* _Record extracts_
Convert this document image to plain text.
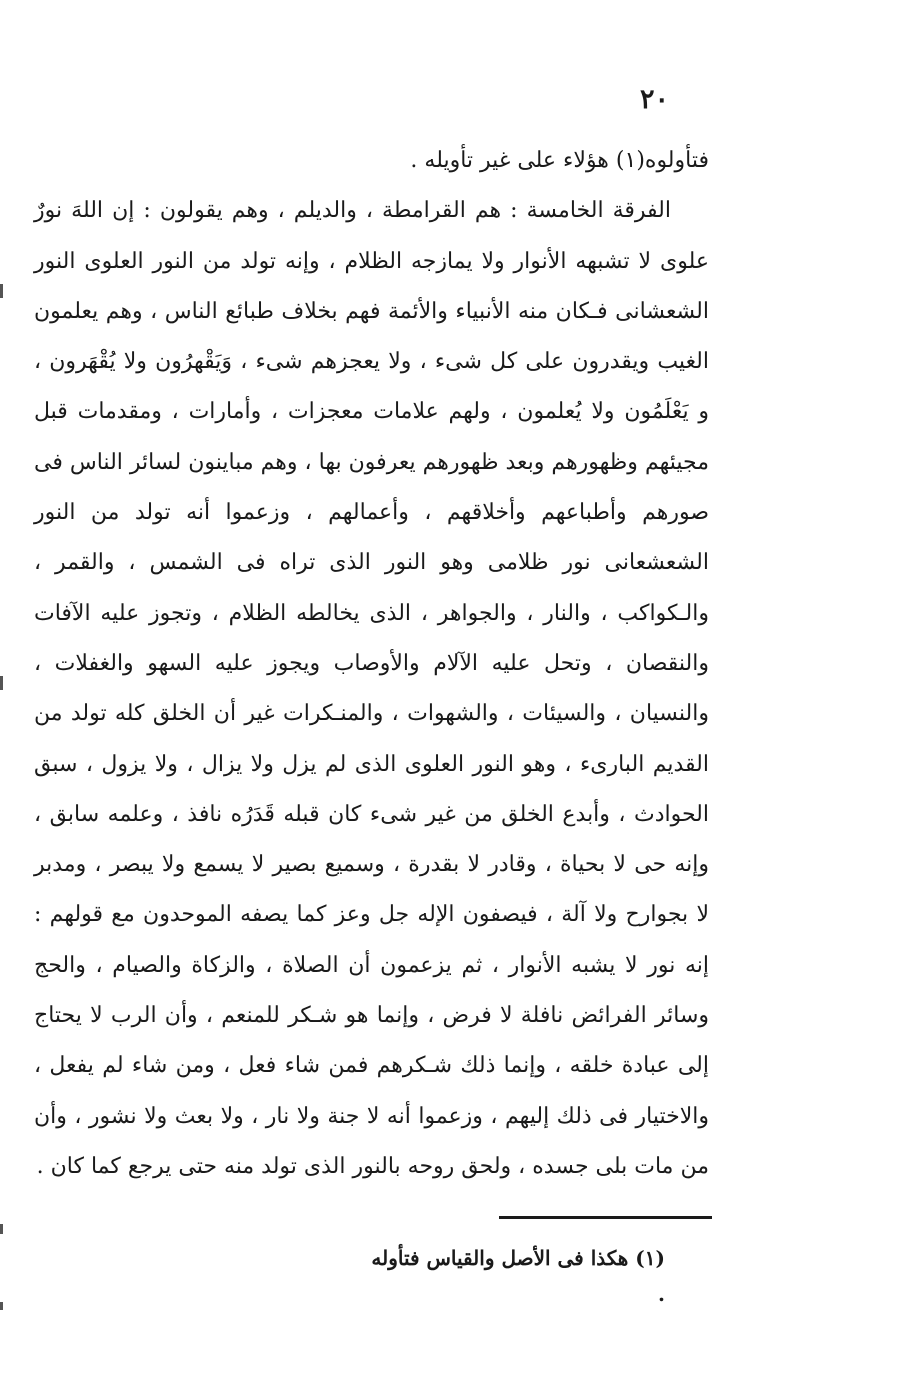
٢٠

فتأولوه(١) هؤلاء على غير تأويله .

الفرقة الخامسة : هم القرامطة ، والديلم ، وهم يقولون : إن اللهَ نورٌ علوى لا تشبهه الأنوار ولا يمازجه الظلام ، وإنه تولد من النور العلوى النور الشعشانى فـكان منه الأنبياء والأئمة فهم بخلاف طبائع الناس ، وهم يعلمون الغيب ويقدرون على كل شىء ، ولا يعجزهم شىء ، وَيَقْهرُون ولا يُقْهَرون ، و يَعْلَمُون ولا يُعلمون ، ولهم علامات معجزات ، وأمارات ، ومقدمات قبل مجيئهم وظهورهم وبعد ظهورهم يعرفون بها ، وهم مباينون لسائر الناس فى صورهم وأطباعهم وأخلاقهم ، وأعمالهم ، وزعموا أنه تولد من النور الشعشعانى نور ظلامى وهو النور الذى تراه فى الشمس ، والقمر ، والـكواكب ، والنار ، والجواهر ، الذى يخالطه الظلام ، وتجوز عليه الآفات والنقصان ، وتحل عليه الآلام والأوصاب ويجوز عليه السهو والغفلات ، والنسيان ، والسيئات ، والشهوات ، والمنـكرات غير أن الخلق كله تولد من القديم البارىء ، وهو النور العلوى الذى لم يزل ولا يزال ، ولا يزول ، سبق الحوادث ، وأبدع الخلق من غير شىء كان قبله قَدَرُه نافذ ، وعلمه سابق ، وإنه حى لا بحياة ، وقادر لا بقدرة ، وسميع بصير لا يسمع ولا يبصر ، ومدبر لا بجوارح ولا آلة ، فيصفون الإله جل وعز كما يصفه الموحدون مع قولهم : إنه نور لا يشبه الأنوار ، ثم يزعمون أن الصلاة ، والزكاة والصيام ، والحج وسائر الفرائض نافلة لا فرض ، وإنما هو شـكر للمنعم ، وأن الرب لا يحتاج إلى عبادة خلقه ، وإنما ذلك شـكرهم فمن شاء فعل ، ومن شاء لم يفعل ، والاختيار فى ذلك إليهم ، وزعموا أنه لا جنة ولا نار ، ولا بعث ولا نشور ، وأن من مات بلى جسده ، ولحق روحه بالنور الذى تولد منه حتى يرجع كما كان .

(١) هكذا فى الأصل والقياس فتأوله .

* _What is asked_
Write out the records above once more, word for word, with no pictures.

* _Response to this exercise_
Convert this document image to plain text.
٢٠

فتأولوه(١) هؤلاء على غير تأويله .

الفرقة الخامسة : هم القرامطة ، والديلم ، وهم يقولون : إن اللهَ نورٌ علوى لا تشبهه الأنوار ولا يمازجه الظلام ، وإنه تولد من النور العلوى النور الشعشانى فـكان منه الأنبياء والأئمة فهم بخلاف طبائع الناس ، وهم يعلمون الغيب ويقدرون على كل شىء ، ولا يعجزهم شىء ، وَيَقْهرُون ولا يُقْهَرون ، و يَعْلَمُون ولا يُعلمون ، ولهم علامات معجزات ، وأمارات ، ومقدمات قبل مجيئهم وظهورهم وبعد ظهورهم يعرفون بها ، وهم مباينون لسائر الناس فى صورهم وأطباعهم وأخلاقهم ، وأعمالهم ، وزعموا أنه تولد من النور الشعشعانى نور ظلامى وهو النور الذى تراه فى الشمس ، والقمر ، والـكواكب ، والنار ، والجواهر ، الذى يخالطه الظلام ، وتجوز عليه الآفات والنقصان ، وتحل عليه الآلام والأوصاب ويجوز عليه السهو والغفلات ، والنسيان ، والسيئات ، والشهوات ، والمنـكرات غير أن الخلق كله تولد من القديم البارىء ، وهو النور العلوى الذى لم يزل ولا يزال ، ولا يزول ، سبق الحوادث ، وأبدع الخلق من غير شىء كان قبله قَدَرُه نافذ ، وعلمه سابق ، وإنه حى لا بحياة ، وقادر لا بقدرة ، وسميع بصير لا يسمع ولا يبصر ، ومدبر لا بجوارح ولا آلة ، فيصفون الإله جل وعز كما يصفه الموحدون مع قولهم : إنه نور لا يشبه الأنوار ، ثم يزعمون أن الصلاة ، والزكاة والصيام ، والحج وسائر الفرائض نافلة لا فرض ، وإنما هو شـكر للمنعم ، وأن الرب لا يحتاج إلى عبادة خلقه ، وإنما ذلك شـكرهم فمن شاء فعل ، ومن شاء لم يفعل ، والاختيار فى ذلك إليهم ، وزعموا أنه لا جنة ولا نار ، ولا بعث ولا نشور ، وأن من مات بلى جسده ، ولحق روحه بالنور الذى تولد منه حتى يرجع كما كان .

(١) هكذا فى الأصل والقياس فتأوله .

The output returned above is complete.